- _WHAT IS ASKED_
Give the listing below again in full, exactly as written.
┌─ INFORMATION GIVEN
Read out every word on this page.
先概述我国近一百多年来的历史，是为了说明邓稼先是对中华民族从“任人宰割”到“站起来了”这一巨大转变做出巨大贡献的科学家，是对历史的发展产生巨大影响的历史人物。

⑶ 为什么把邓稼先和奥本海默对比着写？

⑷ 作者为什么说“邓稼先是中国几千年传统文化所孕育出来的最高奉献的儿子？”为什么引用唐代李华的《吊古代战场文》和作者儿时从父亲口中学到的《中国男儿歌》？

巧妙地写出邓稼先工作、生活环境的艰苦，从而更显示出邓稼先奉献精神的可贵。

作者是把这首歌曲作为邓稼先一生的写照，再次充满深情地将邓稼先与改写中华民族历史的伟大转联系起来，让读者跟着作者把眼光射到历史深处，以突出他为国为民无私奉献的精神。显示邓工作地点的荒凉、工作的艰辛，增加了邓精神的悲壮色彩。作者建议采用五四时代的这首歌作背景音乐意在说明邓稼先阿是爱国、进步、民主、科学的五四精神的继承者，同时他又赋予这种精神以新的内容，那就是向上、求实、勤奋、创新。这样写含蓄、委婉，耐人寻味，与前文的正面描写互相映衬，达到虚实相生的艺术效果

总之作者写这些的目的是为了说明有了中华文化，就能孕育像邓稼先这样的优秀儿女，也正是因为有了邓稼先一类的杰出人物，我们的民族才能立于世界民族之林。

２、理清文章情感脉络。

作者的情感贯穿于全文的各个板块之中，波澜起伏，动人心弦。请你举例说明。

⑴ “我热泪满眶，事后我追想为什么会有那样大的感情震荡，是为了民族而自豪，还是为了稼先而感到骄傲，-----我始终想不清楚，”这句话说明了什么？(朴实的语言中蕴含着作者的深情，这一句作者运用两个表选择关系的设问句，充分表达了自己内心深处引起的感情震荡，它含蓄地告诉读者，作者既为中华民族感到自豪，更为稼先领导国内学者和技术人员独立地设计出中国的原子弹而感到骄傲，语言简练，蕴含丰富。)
└─
- _ANSWER TO THIS TASK_
Read out every word on this page.
先概述我国近一百多年来的历史，是为了说明邓稼先是对中华民族从“任人宰割”到“站起来了”这一巨大转变做出巨大贡献的科学家，是对历史的发展产生巨大影响的历史人物。

⑶ 为什么把邓稼先和奥本海默对比着写？

⑷ 作者为什么说“邓稼先是中国几千年传统文化所孕育出来的最高奉献的儿子？”为什么引用唐代李华的《吊古代战场文》和作者儿时从父亲口中学到的《中国男儿歌》？

巧妙地写出邓稼先工作、生活环境的艰苦，从而更显示出邓稼先奉献精神的可贵。

作者是把这首歌曲作为邓稼先一生的写照，再次充满深情地将邓稼先与改写中华民族历史的伟大转联系起来，让读者跟着作者把眼光射到历史深处，以突出他为国为民无私奉献的精神。显示邓工作地点的荒凉、工作的艰辛，增加了邓精神的悲壮色彩。作者建议采用五四时代的这首歌作背景音乐意在说明邓稼先阿是爱国、进步、民主、科学的五四精神的继承者，同时他又赋予这种精神以新的内容，那就是向上、求实、勤奋、创新。这样写含蓄、委婉，耐人寻味，与前文的正面描写互相映衬，达到虚实相生的艺术效果

总之作者写这些的目的是为了说明有了中华文化，就能孕育像邓稼先这样的优秀儿女，也正是因为有了邓稼先一类的杰出人物，我们的民族才能立于世界民族之林。

２、理清文章情感脉络。

作者的情感贯穿于全文的各个板块之中，波澜起伏，动人心弦。请你举例说明。

⑴ “我热泪满眶，事后我追想为什么会有那样大的感情震荡，是为了民族而自豪，还是为了稼先而感到骄傲，-----我始终想不清楚，”这句话说明了什么？(朴实的语言中蕴含着作者的深情，这一句作者运用两个表选择关系的设问句，充分表达了自己内心深处引起的感情震荡，它含蓄地告诉读者，作者既为中华民族感到自豪，更为稼先领导国内学者和技术人员独立地设计出中国的原子弹而感到骄傲，语言简练，蕴含丰富。)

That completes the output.